-- begin --
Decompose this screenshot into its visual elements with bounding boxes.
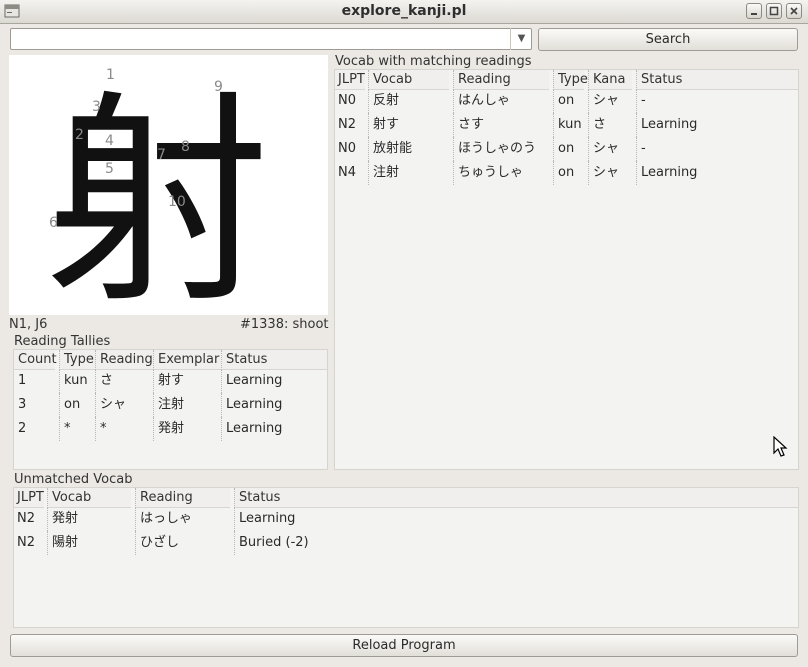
unmatched-cell[interactable]: Buried (-2) [234, 531, 309, 555]
vocab-cell[interactable]: Learning [636, 113, 697, 137]
col-header-status[interactable]: Status [234, 488, 798, 508]
vocab-cell[interactable]: on [553, 89, 574, 113]
maximize-button[interactable] [766, 3, 782, 19]
col-header-jlpt[interactable]: JLPT [14, 488, 44, 508]
vocab-cell[interactable]: Learning [636, 161, 697, 185]
vocab-cell[interactable]: 注射 [368, 161, 399, 185]
vocab-cell[interactable]: N2 [338, 113, 356, 137]
col-header-exemplar[interactable]: Exemplar [153, 350, 221, 370]
vocab-cell[interactable]: シャ [588, 89, 619, 113]
stroke-number-1: 1 [106, 67, 115, 83]
window-title: explore_kanji.pl [341, 3, 467, 19]
col-header-kana[interactable]: Kana [588, 70, 632, 90]
mouse-pointer-icon [773, 435, 789, 462]
tally-cell[interactable]: * [59, 417, 71, 441]
kanji-id-meaning: #1338: shoot [240, 317, 329, 332]
stroke-number-5: 5 [105, 161, 114, 177]
vocab-cell[interactable]: N0 [338, 89, 356, 113]
stroke-number-7: 7 [157, 147, 166, 163]
col-header-reading[interactable]: Reading [453, 70, 549, 90]
col-header-reading[interactable]: Reading [95, 350, 153, 370]
vocab-cell[interactable]: kun [553, 113, 582, 137]
tally-cell[interactable]: 発射 [153, 417, 184, 441]
vocab-cell[interactable]: ほうしゃのう [453, 137, 536, 161]
stroke-number-6: 6 [49, 215, 58, 231]
tally-cell[interactable]: Learning [221, 369, 282, 393]
unmatched-cell[interactable]: N2 [17, 531, 35, 555]
stroke-number-2: 2 [75, 127, 84, 143]
vocab-cell[interactable]: on [553, 161, 574, 185]
stroke-number-4: 4 [105, 133, 114, 149]
vocab-cell[interactable]: ちゅうしゃ [453, 161, 523, 185]
unmatched-cell[interactable]: はっしゃ [135, 507, 192, 531]
tally-cell[interactable]: 1 [18, 369, 26, 393]
vocab-cell[interactable]: 射す [368, 113, 399, 137]
vocab-cell[interactable]: さ [588, 113, 606, 137]
kanji-character: 射 [45, 72, 270, 315]
close-button[interactable] [786, 3, 802, 19]
unmatched-cell[interactable]: Learning [234, 507, 295, 531]
tally-cell[interactable]: 2 [18, 417, 26, 441]
col-header-reading[interactable]: Reading [135, 488, 230, 508]
tally-cell[interactable]: Learning [221, 393, 282, 417]
unmatched-cell[interactable]: N2 [17, 507, 35, 531]
stroke-number-8: 8 [181, 139, 190, 155]
tally-cell[interactable]: Learning [221, 417, 282, 441]
vocab-cell[interactable]: N4 [338, 161, 356, 185]
vocab-cell[interactable]: 放射能 [368, 137, 412, 161]
vocab-cell[interactable]: N0 [338, 137, 356, 161]
stroke-number-9: 9 [214, 79, 223, 95]
col-header-vocab[interactable]: Vocab [47, 488, 131, 508]
stroke-number-10: 10 [168, 194, 186, 210]
kanji-stroke-image: 射 1 2 3 4 5 6 7 8 9 10 [9, 55, 328, 315]
unmatched-cell[interactable]: ひざし [135, 531, 179, 555]
vocab-cell[interactable]: さす [453, 113, 484, 137]
tally-cell[interactable]: * [95, 417, 107, 441]
vocab-matching-table[interactable]: JLPT Vocab Reading Type Kana Status N0 反… [334, 69, 799, 470]
stroke-number-3: 3 [92, 99, 101, 115]
col-header-vocab[interactable]: Vocab [368, 70, 449, 90]
reading-tallies-table[interactable]: Count Type Reading Exemplar Status 1 kun… [13, 349, 328, 470]
tally-cell[interactable]: さ [95, 369, 113, 393]
vocab-cell[interactable]: on [553, 137, 574, 161]
col-header-jlpt[interactable]: JLPT [335, 70, 365, 90]
vocab-cell[interactable]: 反射 [368, 89, 399, 113]
unmatched-cell[interactable]: 発射 [47, 507, 78, 531]
col-header-count[interactable]: Count [14, 350, 57, 370]
vocab-cell[interactable]: - [636, 89, 646, 113]
col-header-status[interactable]: Status [636, 70, 798, 90]
tally-cell[interactable]: kun [59, 369, 88, 393]
reload-program-button[interactable]: Reload Program [10, 634, 798, 657]
vocab-cell[interactable]: - [636, 137, 646, 161]
vocab-cell[interactable]: シャ [588, 161, 619, 185]
kanji-grade-info: N1, J6 [9, 317, 48, 332]
vocab-cell[interactable]: シャ [588, 137, 619, 161]
title-bar: explore_kanji.pl [0, 0, 808, 24]
tally-cell[interactable]: 注射 [153, 393, 184, 417]
search-button[interactable]: Search [538, 28, 798, 51]
vocab-cell[interactable]: はんしゃ [453, 89, 510, 113]
unmatched-vocab-table[interactable]: JLPT Vocab Reading Status N2 発射 はっしゃ Lea… [13, 487, 799, 628]
tally-cell[interactable]: 3 [18, 393, 26, 417]
tally-cell[interactable]: on [59, 393, 80, 417]
kanji-search-combobox[interactable] [10, 28, 532, 50]
minimize-button[interactable] [746, 3, 762, 19]
dropdown-arrow-icon[interactable]: ▼ [510, 28, 532, 50]
col-header-type[interactable]: Type [59, 350, 95, 370]
reading-tallies-title: Reading Tallies [14, 334, 111, 349]
unmatched-vocab-title: Unmatched Vocab [14, 472, 133, 487]
vocab-matching-title: Vocab with matching readings [335, 54, 532, 69]
tally-cell[interactable]: 射す [153, 369, 184, 393]
col-header-type[interactable]: Type [553, 70, 588, 90]
col-header-status[interactable]: Status [221, 350, 327, 370]
tally-cell[interactable]: シャ [95, 393, 126, 417]
unmatched-cell[interactable]: 陽射 [47, 531, 78, 555]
-- end --
## [GOAL OF THE EXERCISE]
Repeat verbatim the part of the records that begins with the line containing "unmatched-cell[interactable]: Buried (-2)" and ends with the line containing "col-header-kana[interactable]: Kana [588, 70, 632, 90]", including both of those lines.

## [EXPECTED ANSWER]
unmatched-cell[interactable]: Buried (-2) [234, 531, 309, 555]
vocab-cell[interactable]: Learning [636, 113, 697, 137]
col-header-status[interactable]: Status [234, 488, 798, 508]
vocab-cell[interactable]: on [553, 89, 574, 113]
maximize-button[interactable] [766, 3, 782, 19]
col-header-jlpt[interactable]: JLPT [14, 488, 44, 508]
vocab-cell[interactable]: Learning [636, 161, 697, 185]
vocab-cell[interactable]: 注射 [368, 161, 399, 185]
vocab-cell[interactable]: N2 [338, 113, 356, 137]
col-header-exemplar[interactable]: Exemplar [153, 350, 221, 370]
vocab-cell[interactable]: シャ [588, 89, 619, 113]
stroke-number-1: 1 [106, 67, 115, 83]
window-title: explore_kanji.pl [341, 3, 467, 19]
col-header-kana[interactable]: Kana [588, 70, 632, 90]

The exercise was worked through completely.